Exercise objective: Skip the pictures and quote all of the lines exactly.

Data provided:
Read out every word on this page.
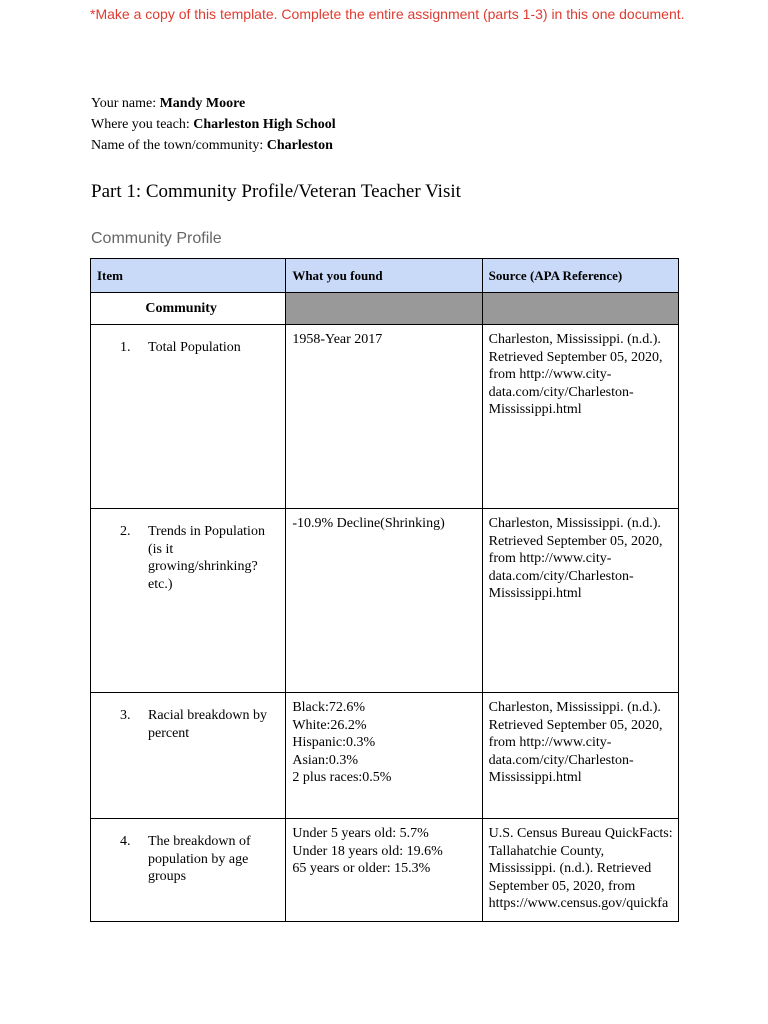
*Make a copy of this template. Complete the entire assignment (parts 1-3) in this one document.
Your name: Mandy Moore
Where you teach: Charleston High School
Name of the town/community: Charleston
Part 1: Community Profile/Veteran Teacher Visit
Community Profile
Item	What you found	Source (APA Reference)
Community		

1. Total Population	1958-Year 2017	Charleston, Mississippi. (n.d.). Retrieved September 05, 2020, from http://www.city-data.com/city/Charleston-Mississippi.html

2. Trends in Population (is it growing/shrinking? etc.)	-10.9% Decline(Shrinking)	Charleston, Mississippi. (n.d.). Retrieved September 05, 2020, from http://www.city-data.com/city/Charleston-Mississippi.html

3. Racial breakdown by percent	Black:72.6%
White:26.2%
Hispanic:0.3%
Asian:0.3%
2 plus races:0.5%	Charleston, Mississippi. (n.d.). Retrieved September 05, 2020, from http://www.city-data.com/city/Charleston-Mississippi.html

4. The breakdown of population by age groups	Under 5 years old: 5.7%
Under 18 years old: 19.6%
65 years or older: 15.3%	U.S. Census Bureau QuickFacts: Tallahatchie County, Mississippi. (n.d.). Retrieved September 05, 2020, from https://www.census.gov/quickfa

Correct result:
Read out every word on this page.
*Make a copy of this template. Complete the entire assignment (parts 1-3) in this one document.
Your name: Mandy Moore
Where you teach: Charleston High School
Name of the town/community: Charleston
Part 1: Community Profile/Veteran Teacher Visit
Community Profile
Item	What you found	Source (APA Reference)
Community		

1. Total Population	1958-Year 2017	Charleston, Mississippi. (n.d.). Retrieved September 05, 2020, from http://www.city-data.com/city/Charleston-Mississippi.html

2. Trends in Population (is it growing/shrinking? etc.)	-10.9% Decline(Shrinking)	Charleston, Mississippi. (n.d.). Retrieved September 05, 2020, from http://www.city-data.com/city/Charleston-Mississippi.html

3. Racial breakdown by percent	Black:72.6%
White:26.2%
Hispanic:0.3%
Asian:0.3%
2 plus races:0.5%	Charleston, Mississippi. (n.d.). Retrieved September 05, 2020, from http://www.city-data.com/city/Charleston-Mississippi.html

4. The breakdown of population by age groups	Under 5 years old: 5.7%
Under 18 years old: 19.6%
65 years or older: 15.3%	U.S. Census Bureau QuickFacts: Tallahatchie County, Mississippi. (n.d.). Retrieved September 05, 2020, from https://www.census.gov/quickfa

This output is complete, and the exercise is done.